▸ **TASK DESCRIPTION**
Transcribe the records below exactly, leaving out any pictures.

[start of RECORDS TO PROCESS]

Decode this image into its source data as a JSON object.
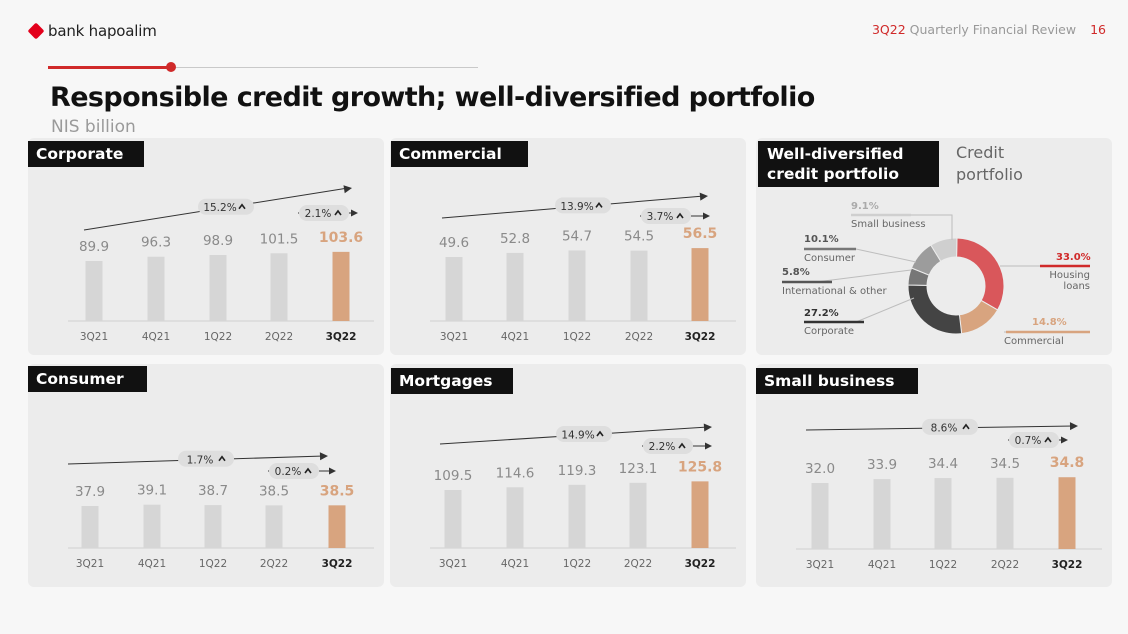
{
  "header": {
    "brand": "bank hapoalim",
    "report_accent": "3Q22",
    "report_title": "Quarterly Financial Review",
    "page_number": "16"
  },
  "title": "Responsible credit growth; well-diversified portfolio",
  "subtitle": "NIS billion",
  "colors": {
    "bar": "#d6d6d6",
    "highlight": "#d8a47f",
    "accent": "#d02a2a"
  },
  "chart_data": [
    {
      "type": "bar",
      "title": "Corporate",
      "categories": [
        "3Q21",
        "4Q21",
        "1Q22",
        "2Q22",
        "3Q22"
      ],
      "values": [
        89.9,
        96.3,
        98.9,
        101.5,
        103.6
      ],
      "growth_long": "15.2%",
      "growth_short": "2.1%"
    },
    {
      "type": "bar",
      "title": "Commercial",
      "categories": [
        "3Q21",
        "4Q21",
        "1Q22",
        "2Q22",
        "3Q22"
      ],
      "values": [
        49.6,
        52.8,
        54.7,
        54.5,
        56.5
      ],
      "growth_long": "13.9%",
      "growth_short": "3.7%"
    },
    {
      "type": "bar",
      "title": "Consumer",
      "categories": [
        "3Q21",
        "4Q21",
        "1Q22",
        "2Q22",
        "3Q22"
      ],
      "values": [
        37.9,
        39.1,
        38.7,
        38.5,
        38.5
      ],
      "growth_long": "1.7%",
      "growth_short": "0.2%"
    },
    {
      "type": "bar",
      "title": "Mortgages",
      "categories": [
        "3Q21",
        "4Q21",
        "1Q22",
        "2Q22",
        "3Q22"
      ],
      "values": [
        109.5,
        114.6,
        119.3,
        123.1,
        125.8
      ],
      "growth_long": "14.9%",
      "growth_short": "2.2%"
    },
    {
      "type": "bar",
      "title": "Small business",
      "categories": [
        "3Q21",
        "4Q21",
        "1Q22",
        "2Q22",
        "3Q22"
      ],
      "values": [
        32.0,
        33.9,
        34.4,
        34.5,
        34.8
      ],
      "growth_long": "8.6%",
      "growth_short": "0.7%"
    },
    {
      "type": "pie",
      "title": "Well-diversified credit portfolio",
      "subtitle": "Credit portfolio",
      "segments": [
        {
          "name": "Housing loans",
          "value": 33.0,
          "pct": "33.0%",
          "color": "#d9575b"
        },
        {
          "name": "Commercial",
          "value": 14.8,
          "pct": "14.8%",
          "color": "#d8a47f"
        },
        {
          "name": "Corporate",
          "value": 27.2,
          "pct": "27.2%",
          "color": "#444444"
        },
        {
          "name": "International & other",
          "value": 5.8,
          "pct": "5.8%",
          "color": "#777777"
        },
        {
          "name": "Consumer",
          "value": 10.1,
          "pct": "10.1%",
          "color": "#9c9c9c"
        },
        {
          "name": "Small business",
          "value": 9.1,
          "pct": "9.1%",
          "color": "#cfcfcf"
        }
      ]
    }
  ]
}
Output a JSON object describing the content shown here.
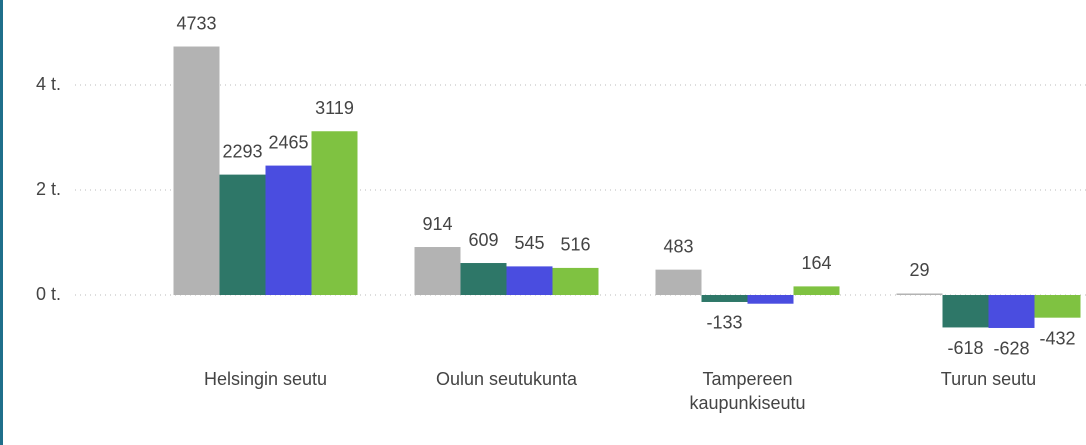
{
  "chart_data": {
    "type": "bar",
    "categories": [
      "Helsingin seutu",
      "Oulun seutukunta",
      "Tampereen kaupunkiseutu",
      "Turun seutu"
    ],
    "series": [
      {
        "color": "#b3b3b3",
        "values": [
          4733,
          914,
          483,
          29
        ]
      },
      {
        "color": "#2e7768",
        "values": [
          2293,
          609,
          -133,
          -618
        ]
      },
      {
        "color": "#4a4de0",
        "values": [
          2465,
          545,
          -166,
          -628
        ]
      },
      {
        "color": "#7fc241",
        "values": [
          3119,
          516,
          164,
          -432
        ]
      }
    ],
    "value_labels": [
      [
        "4733",
        "914",
        "483",
        "29"
      ],
      [
        "2293",
        "609",
        "-133",
        "-618"
      ],
      [
        "2465",
        "545",
        null,
        "-628"
      ],
      [
        "3119",
        "516",
        "164",
        "-432"
      ]
    ],
    "ylim": [
      -1600,
      5600
    ],
    "yticks": [
      {
        "value": 0,
        "label": "0 t."
      },
      {
        "value": 2000,
        "label": "2 t."
      },
      {
        "value": 4000,
        "label": "4 t."
      }
    ],
    "grid": true
  }
}
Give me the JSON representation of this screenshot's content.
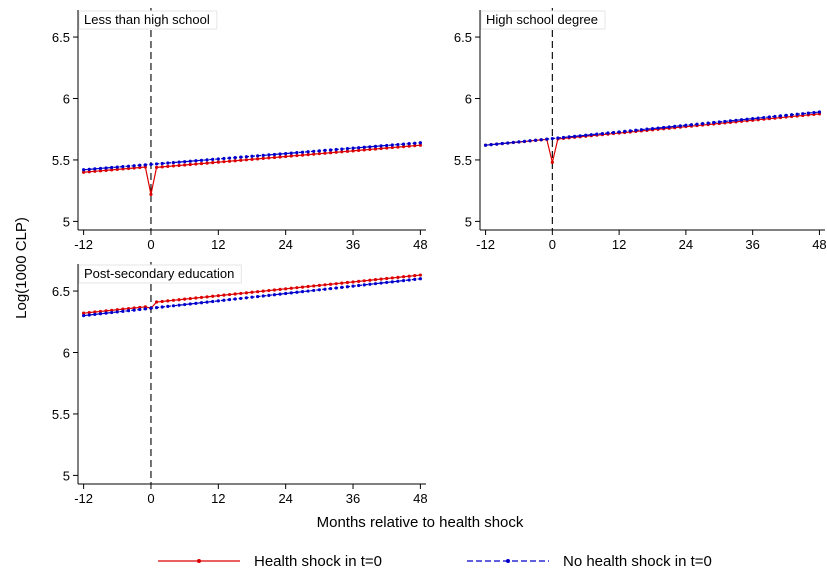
{
  "chart_data": {
    "type": "line",
    "xlabel": "Months relative to health shock",
    "ylabel": "Log(1000 CLP)",
    "xlim": [
      -13,
      49
    ],
    "xticks": [
      -12,
      0,
      12,
      24,
      36,
      48
    ],
    "yticks": [
      5,
      5.5,
      6,
      6.5
    ],
    "event_line_x": 0,
    "legend": {
      "position": "bottom",
      "items": [
        {
          "label": "Health shock in t=0",
          "color": "#dd0000",
          "style": "solid"
        },
        {
          "label": "No health shock in t=0",
          "color": "#0000cc",
          "style": "dashed"
        }
      ]
    },
    "panels": [
      {
        "title": "Less than high school",
        "ylim": [
          4.93,
          6.72
        ],
        "series": [
          {
            "key": "shock",
            "start": [
              -12,
              5.4
            ],
            "end": [
              48,
              5.63
            ],
            "dip": {
              "x": 0,
              "y": 5.22
            },
            "jump_after": -0.01
          },
          {
            "key": "no_shock",
            "start": [
              -12,
              5.42
            ],
            "end": [
              48,
              5.64
            ],
            "dip": null,
            "jump_after": 0
          }
        ]
      },
      {
        "title": "High school degree",
        "ylim": [
          4.93,
          6.72
        ],
        "series": [
          {
            "key": "shock",
            "start": [
              -12,
              5.62
            ],
            "end": [
              48,
              5.88
            ],
            "dip": {
              "x": 0,
              "y": 5.48
            },
            "jump_after": -0.005
          },
          {
            "key": "no_shock",
            "start": [
              -12,
              5.62
            ],
            "end": [
              48,
              5.89
            ],
            "dip": null,
            "jump_after": 0
          }
        ]
      },
      {
        "title": "Post-secondary education",
        "ylim": [
          4.93,
          6.72
        ],
        "series": [
          {
            "key": "shock",
            "start": [
              -12,
              6.32
            ],
            "end": [
              48,
              6.6
            ],
            "dip": {
              "x": 0,
              "y": 6.36
            },
            "jump_after": 0.03
          },
          {
            "key": "no_shock",
            "start": [
              -12,
              6.3
            ],
            "end": [
              48,
              6.6
            ],
            "dip": null,
            "jump_after": 0
          }
        ]
      }
    ]
  }
}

[end of RECORDS TO PROCESS]

▸ **SOLUTION TO THE EXERCISE**
Decode this image into its source data as a JSON object.
{
  "header": {
    "brand": "bank hapoalim",
    "report_accent": "3Q22",
    "report_title": "Quarterly Financial Review",
    "page_number": "16"
  },
  "title": "Responsible credit growth; well-diversified portfolio",
  "subtitle": "NIS billion",
  "colors": {
    "bar": "#d6d6d6",
    "highlight": "#d8a47f",
    "accent": "#d02a2a"
  },
  "chart_data": [
    {
      "type": "bar",
      "title": "Corporate",
      "categories": [
        "3Q21",
        "4Q21",
        "1Q22",
        "2Q22",
        "3Q22"
      ],
      "values": [
        89.9,
        96.3,
        98.9,
        101.5,
        103.6
      ],
      "growth_long": "15.2%",
      "growth_short": "2.1%"
    },
    {
      "type": "bar",
      "title": "Commercial",
      "categories": [
        "3Q21",
        "4Q21",
        "1Q22",
        "2Q22",
        "3Q22"
      ],
      "values": [
        49.6,
        52.8,
        54.7,
        54.5,
        56.5
      ],
      "growth_long": "13.9%",
      "growth_short": "3.7%"
    },
    {
      "type": "bar",
      "title": "Consumer",
      "categories": [
        "3Q21",
        "4Q21",
        "1Q22",
        "2Q22",
        "3Q22"
      ],
      "values": [
        37.9,
        39.1,
        38.7,
        38.5,
        38.5
      ],
      "growth_long": "1.7%",
      "growth_short": "0.2%"
    },
    {
      "type": "bar",
      "title": "Mortgages",
      "categories": [
        "3Q21",
        "4Q21",
        "1Q22",
        "2Q22",
        "3Q22"
      ],
      "values": [
        109.5,
        114.6,
        119.3,
        123.1,
        125.8
      ],
      "growth_long": "14.9%",
      "growth_short": "2.2%"
    },
    {
      "type": "bar",
      "title": "Small business",
      "categories": [
        "3Q21",
        "4Q21",
        "1Q22",
        "2Q22",
        "3Q22"
      ],
      "values": [
        32.0,
        33.9,
        34.4,
        34.5,
        34.8
      ],
      "growth_long": "8.6%",
      "growth_short": "0.7%"
    },
    {
      "type": "pie",
      "title": "Well-diversified credit portfolio",
      "subtitle": "Credit portfolio",
      "segments": [
        {
          "name": "Housing loans",
          "value": 33.0,
          "pct": "33.0%",
          "color": "#d9575b"
        },
        {
          "name": "Commercial",
          "value": 14.8,
          "pct": "14.8%",
          "color": "#d8a47f"
        },
        {
          "name": "Corporate",
          "value": 27.2,
          "pct": "27.2%",
          "color": "#444444"
        },
        {
          "name": "International & other",
          "value": 5.8,
          "pct": "5.8%",
          "color": "#777777"
        },
        {
          "name": "Consumer",
          "value": 10.1,
          "pct": "10.1%",
          "color": "#9c9c9c"
        },
        {
          "name": "Small business",
          "value": 9.1,
          "pct": "9.1%",
          "color": "#cfcfcf"
        }
      ]
    }
  ]
}
Output a JSON object describing the content shown here.
{
  "chart_data": {
    "type": "bar",
    "categories": [
      "Helsingin seutu",
      "Oulun seutukunta",
      "Tampereen kaupunkiseutu",
      "Turun seutu"
    ],
    "series": [
      {
        "color": "#b3b3b3",
        "values": [
          4733,
          914,
          483,
          29
        ]
      },
      {
        "color": "#2e7768",
        "values": [
          2293,
          609,
          -133,
          -618
        ]
      },
      {
        "color": "#4a4de0",
        "values": [
          2465,
          545,
          -166,
          -628
        ]
      },
      {
        "color": "#7fc241",
        "values": [
          3119,
          516,
          164,
          -432
        ]
      }
    ],
    "value_labels": [
      [
        "4733",
        "914",
        "483",
        "29"
      ],
      [
        "2293",
        "609",
        "-133",
        "-618"
      ],
      [
        "2465",
        "545",
        null,
        "-628"
      ],
      [
        "3119",
        "516",
        "164",
        "-432"
      ]
    ],
    "ylim": [
      -1600,
      5600
    ],
    "yticks": [
      {
        "value": 0,
        "label": "0 t."
      },
      {
        "value": 2000,
        "label": "2 t."
      },
      {
        "value": 4000,
        "label": "4 t."
      }
    ],
    "grid": true
  }
}
Give me the JSON representation of this screenshot's content.
{
  "chart_data": {
    "type": "line",
    "xlabel": "Months relative to health shock",
    "ylabel": "Log(1000 CLP)",
    "xlim": [
      -13,
      49
    ],
    "xticks": [
      -12,
      0,
      12,
      24,
      36,
      48
    ],
    "yticks": [
      5,
      5.5,
      6,
      6.5
    ],
    "event_line_x": 0,
    "legend": {
      "position": "bottom",
      "items": [
        {
          "label": "Health shock in t=0",
          "color": "#dd0000",
          "style": "solid"
        },
        {
          "label": "No health shock in t=0",
          "color": "#0000cc",
          "style": "dashed"
        }
      ]
    },
    "panels": [
      {
        "title": "Less than high school",
        "ylim": [
          4.93,
          6.72
        ],
        "series": [
          {
            "key": "shock",
            "start": [
              -12,
              5.4
            ],
            "end": [
              48,
              5.63
            ],
            "dip": {
              "x": 0,
              "y": 5.22
            },
            "jump_after": -0.01
          },
          {
            "key": "no_shock",
            "start": [
              -12,
              5.42
            ],
            "end": [
              48,
              5.64
            ],
            "dip": null,
            "jump_after": 0
          }
        ]
      },
      {
        "title": "High school degree",
        "ylim": [
          4.93,
          6.72
        ],
        "series": [
          {
            "key": "shock",
            "start": [
              -12,
              5.62
            ],
            "end": [
              48,
              5.88
            ],
            "dip": {
              "x": 0,
              "y": 5.48
            },
            "jump_after": -0.005
          },
          {
            "key": "no_shock",
            "start": [
              -12,
              5.62
            ],
            "end": [
              48,
              5.89
            ],
            "dip": null,
            "jump_after": 0
          }
        ]
      },
      {
        "title": "Post-secondary education",
        "ylim": [
          4.93,
          6.72
        ],
        "series": [
          {
            "key": "shock",
            "start": [
              -12,
              6.32
            ],
            "end": [
              48,
              6.6
            ],
            "dip": {
              "x": 0,
              "y": 6.36
            },
            "jump_after": 0.03
          },
          {
            "key": "no_shock",
            "start": [
              -12,
              6.3
            ],
            "end": [
              48,
              6.6
            ],
            "dip": null,
            "jump_after": 0
          }
        ]
      }
    ]
  }
}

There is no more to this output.